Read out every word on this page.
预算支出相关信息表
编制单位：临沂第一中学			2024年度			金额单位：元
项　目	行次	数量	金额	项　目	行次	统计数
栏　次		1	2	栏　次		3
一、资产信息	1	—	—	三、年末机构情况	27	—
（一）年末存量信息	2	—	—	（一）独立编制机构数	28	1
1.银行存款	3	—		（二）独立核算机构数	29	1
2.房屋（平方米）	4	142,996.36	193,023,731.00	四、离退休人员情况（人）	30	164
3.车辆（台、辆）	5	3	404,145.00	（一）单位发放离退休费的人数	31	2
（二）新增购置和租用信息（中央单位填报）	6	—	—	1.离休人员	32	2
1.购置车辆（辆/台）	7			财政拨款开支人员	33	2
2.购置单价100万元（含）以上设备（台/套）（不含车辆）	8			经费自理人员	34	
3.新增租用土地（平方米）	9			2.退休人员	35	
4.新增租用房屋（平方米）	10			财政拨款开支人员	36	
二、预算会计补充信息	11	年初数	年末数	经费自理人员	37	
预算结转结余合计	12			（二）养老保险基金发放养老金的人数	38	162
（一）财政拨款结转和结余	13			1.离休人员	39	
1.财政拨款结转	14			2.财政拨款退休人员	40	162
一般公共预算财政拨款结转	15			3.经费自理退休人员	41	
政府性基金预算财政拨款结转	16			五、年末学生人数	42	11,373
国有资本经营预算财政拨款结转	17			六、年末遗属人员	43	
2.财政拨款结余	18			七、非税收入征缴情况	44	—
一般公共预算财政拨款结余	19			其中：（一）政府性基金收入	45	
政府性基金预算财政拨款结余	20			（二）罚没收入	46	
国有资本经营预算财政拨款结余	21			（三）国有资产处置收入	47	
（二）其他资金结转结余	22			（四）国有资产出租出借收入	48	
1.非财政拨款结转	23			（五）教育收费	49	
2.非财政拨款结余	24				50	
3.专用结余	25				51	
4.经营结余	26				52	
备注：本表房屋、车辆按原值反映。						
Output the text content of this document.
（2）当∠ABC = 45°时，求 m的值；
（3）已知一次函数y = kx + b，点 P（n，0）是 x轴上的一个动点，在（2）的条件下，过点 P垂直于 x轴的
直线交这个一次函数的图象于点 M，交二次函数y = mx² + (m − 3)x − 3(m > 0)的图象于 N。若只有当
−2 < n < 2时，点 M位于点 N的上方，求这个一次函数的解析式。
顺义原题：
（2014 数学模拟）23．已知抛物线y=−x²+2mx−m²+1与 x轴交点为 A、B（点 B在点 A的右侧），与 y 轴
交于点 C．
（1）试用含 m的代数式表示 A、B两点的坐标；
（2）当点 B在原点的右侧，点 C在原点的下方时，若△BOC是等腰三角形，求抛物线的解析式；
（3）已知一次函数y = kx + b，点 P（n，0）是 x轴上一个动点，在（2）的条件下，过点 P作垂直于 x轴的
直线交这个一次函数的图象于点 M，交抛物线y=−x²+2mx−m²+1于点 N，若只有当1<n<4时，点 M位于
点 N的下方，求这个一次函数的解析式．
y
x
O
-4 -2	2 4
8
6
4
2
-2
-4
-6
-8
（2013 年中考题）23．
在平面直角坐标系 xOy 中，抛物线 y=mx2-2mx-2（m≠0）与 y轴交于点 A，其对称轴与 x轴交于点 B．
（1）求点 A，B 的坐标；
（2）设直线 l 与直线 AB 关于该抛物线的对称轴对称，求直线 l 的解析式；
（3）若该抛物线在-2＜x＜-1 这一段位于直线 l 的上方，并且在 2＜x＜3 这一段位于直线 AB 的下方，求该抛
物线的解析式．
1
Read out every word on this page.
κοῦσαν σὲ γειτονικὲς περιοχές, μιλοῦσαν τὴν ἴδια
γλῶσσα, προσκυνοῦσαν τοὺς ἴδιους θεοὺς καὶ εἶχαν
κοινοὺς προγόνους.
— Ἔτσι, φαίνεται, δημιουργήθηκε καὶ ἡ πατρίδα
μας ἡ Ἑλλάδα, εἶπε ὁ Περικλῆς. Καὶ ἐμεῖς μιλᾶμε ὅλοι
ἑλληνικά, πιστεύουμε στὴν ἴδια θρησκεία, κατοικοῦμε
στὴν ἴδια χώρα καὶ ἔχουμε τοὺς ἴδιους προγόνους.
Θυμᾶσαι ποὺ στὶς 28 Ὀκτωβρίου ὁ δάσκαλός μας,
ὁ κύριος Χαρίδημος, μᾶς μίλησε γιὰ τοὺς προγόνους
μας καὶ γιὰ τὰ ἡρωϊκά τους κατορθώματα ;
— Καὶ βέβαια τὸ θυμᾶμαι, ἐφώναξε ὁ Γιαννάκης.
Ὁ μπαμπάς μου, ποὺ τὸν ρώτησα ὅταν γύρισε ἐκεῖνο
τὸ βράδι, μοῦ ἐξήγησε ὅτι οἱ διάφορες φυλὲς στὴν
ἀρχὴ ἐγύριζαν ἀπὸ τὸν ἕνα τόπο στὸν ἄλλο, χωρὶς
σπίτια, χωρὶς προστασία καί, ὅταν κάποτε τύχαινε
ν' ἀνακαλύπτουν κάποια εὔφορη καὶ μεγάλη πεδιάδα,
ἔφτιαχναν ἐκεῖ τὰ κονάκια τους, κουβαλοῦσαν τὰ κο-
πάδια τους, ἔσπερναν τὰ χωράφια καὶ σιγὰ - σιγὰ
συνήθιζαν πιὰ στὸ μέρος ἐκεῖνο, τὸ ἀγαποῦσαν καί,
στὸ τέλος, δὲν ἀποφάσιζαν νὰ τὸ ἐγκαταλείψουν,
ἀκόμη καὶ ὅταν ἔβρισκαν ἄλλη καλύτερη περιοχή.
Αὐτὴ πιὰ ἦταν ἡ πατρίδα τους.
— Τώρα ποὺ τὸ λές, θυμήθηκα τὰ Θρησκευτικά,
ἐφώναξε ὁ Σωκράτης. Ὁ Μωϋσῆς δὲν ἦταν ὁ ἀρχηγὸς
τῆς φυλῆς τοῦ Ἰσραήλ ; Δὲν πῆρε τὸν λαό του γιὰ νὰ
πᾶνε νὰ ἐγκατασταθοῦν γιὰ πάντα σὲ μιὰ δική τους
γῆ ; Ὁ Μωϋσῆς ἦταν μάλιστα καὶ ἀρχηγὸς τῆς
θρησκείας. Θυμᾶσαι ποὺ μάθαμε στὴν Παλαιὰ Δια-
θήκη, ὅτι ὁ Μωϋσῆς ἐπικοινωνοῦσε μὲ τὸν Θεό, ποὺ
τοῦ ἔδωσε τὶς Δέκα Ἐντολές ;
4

____________________

Set down the listing above in full, please, exactly as it appears.

Read out every word on this page.
预算支出相关信息表
编制单位：临沂第一中学			2024年度			金额单位：元
项　目	行次	数量	金额	项　目	行次	统计数
栏　次		1	2	栏　次		3
一、资产信息	1	—	—	三、年末机构情况	27	—
（一）年末存量信息	2	—	—	（一）独立编制机构数	28	1
1.银行存款	3	—		（二）独立核算机构数	29	1
2.房屋（平方米）	4	142,996.36	193,023,731.00	四、离退休人员情况（人）	30	164
3.车辆（台、辆）	5	3	404,145.00	（一）单位发放离退休费的人数	31	2
（二）新增购置和租用信息（中央单位填报）	6	—	—	1.离休人员	32	2
1.购置车辆（辆/台）	7			财政拨款开支人员	33	2
2.购置单价100万元（含）以上设备（台/套）（不含车辆）	8			经费自理人员	34	
3.新增租用土地（平方米）	9			2.退休人员	35	
4.新增租用房屋（平方米）	10			财政拨款开支人员	36	
二、预算会计补充信息	11	年初数	年末数	经费自理人员	37	
预算结转结余合计	12			（二）养老保险基金发放养老金的人数	38	162
（一）财政拨款结转和结余	13			1.离休人员	39	
1.财政拨款结转	14			2.财政拨款退休人员	40	162
一般公共预算财政拨款结转	15			3.经费自理退休人员	41	
政府性基金预算财政拨款结转	16			五、年末学生人数	42	11,373
国有资本经营预算财政拨款结转	17			六、年末遗属人员	43	
2.财政拨款结余	18			七、非税收入征缴情况	44	—
一般公共预算财政拨款结余	19			其中：（一）政府性基金收入	45	
政府性基金预算财政拨款结余	20			（二）罚没收入	46	
国有资本经营预算财政拨款结余	21			（三）国有资产处置收入	47	
（二）其他资金结转结余	22			（四）国有资产出租出借收入	48	
1.非财政拨款结转	23			（五）教育收费	49	
2.非财政拨款结余	24				50	
3.专用结余	25				51	
4.经营结余	26				52	
备注：本表房屋、车辆按原值反映。						
Output the text content of this document.
（2）当∠ABC = 45°时，求 m的值；
（3）已知一次函数y = kx + b，点 P（n，0）是 x轴上的一个动点，在（2）的条件下，过点 P垂直于 x轴的
直线交这个一次函数的图象于点 M，交二次函数y = mx² + (m − 3)x − 3(m > 0)的图象于 N。若只有当
−2 < n < 2时，点 M位于点 N的上方，求这个一次函数的解析式。
顺义原题：
（2014 数学模拟）23．已知抛物线y=−x²+2mx−m²+1与 x轴交点为 A、B（点 B在点 A的右侧），与 y 轴
交于点 C．
（1）试用含 m的代数式表示 A、B两点的坐标；
（2）当点 B在原点的右侧，点 C在原点的下方时，若△BOC是等腰三角形，求抛物线的解析式；
（3）已知一次函数y = kx + b，点 P（n，0）是 x轴上一个动点，在（2）的条件下，过点 P作垂直于 x轴的
直线交这个一次函数的图象于点 M，交抛物线y=−x²+2mx−m²+1于点 N，若只有当1<n<4时，点 M位于
点 N的下方，求这个一次函数的解析式．
y
x
O
-4 -2	2 4
8
6
4
2
-2
-4
-6
-8
（2013 年中考题）23．
在平面直角坐标系 xOy 中，抛物线 y=mx2-2mx-2（m≠0）与 y轴交于点 A，其对称轴与 x轴交于点 B．
（1）求点 A，B 的坐标；
（2）设直线 l 与直线 AB 关于该抛物线的对称轴对称，求直线 l 的解析式；
（3）若该抛物线在-2＜x＜-1 这一段位于直线 l 的上方，并且在 2＜x＜3 这一段位于直线 AB 的下方，求该抛
物线的解析式．
1
Read out every word on this page.
κοῦσαν σὲ γειτονικὲς περιοχές, μιλοῦσαν τὴν ἴδια
γλῶσσα, προσκυνοῦσαν τοὺς ἴδιους θεοὺς καὶ εἶχαν
κοινοὺς προγόνους.
— Ἔτσι, φαίνεται, δημιουργήθηκε καὶ ἡ πατρίδα
μας ἡ Ἑλλάδα, εἶπε ὁ Περικλῆς. Καὶ ἐμεῖς μιλᾶμε ὅλοι
ἑλληνικά, πιστεύουμε στὴν ἴδια θρησκεία, κατοικοῦμε
στὴν ἴδια χώρα καὶ ἔχουμε τοὺς ἴδιους προγόνους.
Θυμᾶσαι ποὺ στὶς 28 Ὀκτωβρίου ὁ δάσκαλός μας,
ὁ κύριος Χαρίδημος, μᾶς μίλησε γιὰ τοὺς προγόνους
μας καὶ γιὰ τὰ ἡρωϊκά τους κατορθώματα ;
— Καὶ βέβαια τὸ θυμᾶμαι, ἐφώναξε ὁ Γιαννάκης.
Ὁ μπαμπάς μου, ποὺ τὸν ρώτησα ὅταν γύρισε ἐκεῖνο
τὸ βράδι, μοῦ ἐξήγησε ὅτι οἱ διάφορες φυλὲς στὴν
ἀρχὴ ἐγύριζαν ἀπὸ τὸν ἕνα τόπο στὸν ἄλλο, χωρὶς
σπίτια, χωρὶς προστασία καί, ὅταν κάποτε τύχαινε
ν' ἀνακαλύπτουν κάποια εὔφορη καὶ μεγάλη πεδιάδα,
ἔφτιαχναν ἐκεῖ τὰ κονάκια τους, κουβαλοῦσαν τὰ κο-
πάδια τους, ἔσπερναν τὰ χωράφια καὶ σιγὰ - σιγὰ
συνήθιζαν πιὰ στὸ μέρος ἐκεῖνο, τὸ ἀγαποῦσαν καί,
στὸ τέλος, δὲν ἀποφάσιζαν νὰ τὸ ἐγκαταλείψουν,
ἀκόμη καὶ ὅταν ἔβρισκαν ἄλλη καλύτερη περιοχή.
Αὐτὴ πιὰ ἦταν ἡ πατρίδα τους.
— Τώρα ποὺ τὸ λές, θυμήθηκα τὰ Θρησκευτικά,
ἐφώναξε ὁ Σωκράτης. Ὁ Μωϋσῆς δὲν ἦταν ὁ ἀρχηγὸς
τῆς φυλῆς τοῦ Ἰσραήλ ; Δὲν πῆρε τὸν λαό του γιὰ νὰ
πᾶνε νὰ ἐγκατασταθοῦν γιὰ πάντα σὲ μιὰ δική τους
γῆ ; Ὁ Μωϋσῆς ἦταν μάλιστα καὶ ἀρχηγὸς τῆς
θρησκείας. Θυμᾶσαι ποὺ μάθαμε στὴν Παλαιὰ Δια-
θήκη, ὅτι ὁ Μωϋσῆς ἐπικοινωνοῦσε μὲ τὸν Θεό, ποὺ
τοῦ ἔδωσε τὶς Δέκα Ἐντολές ;
4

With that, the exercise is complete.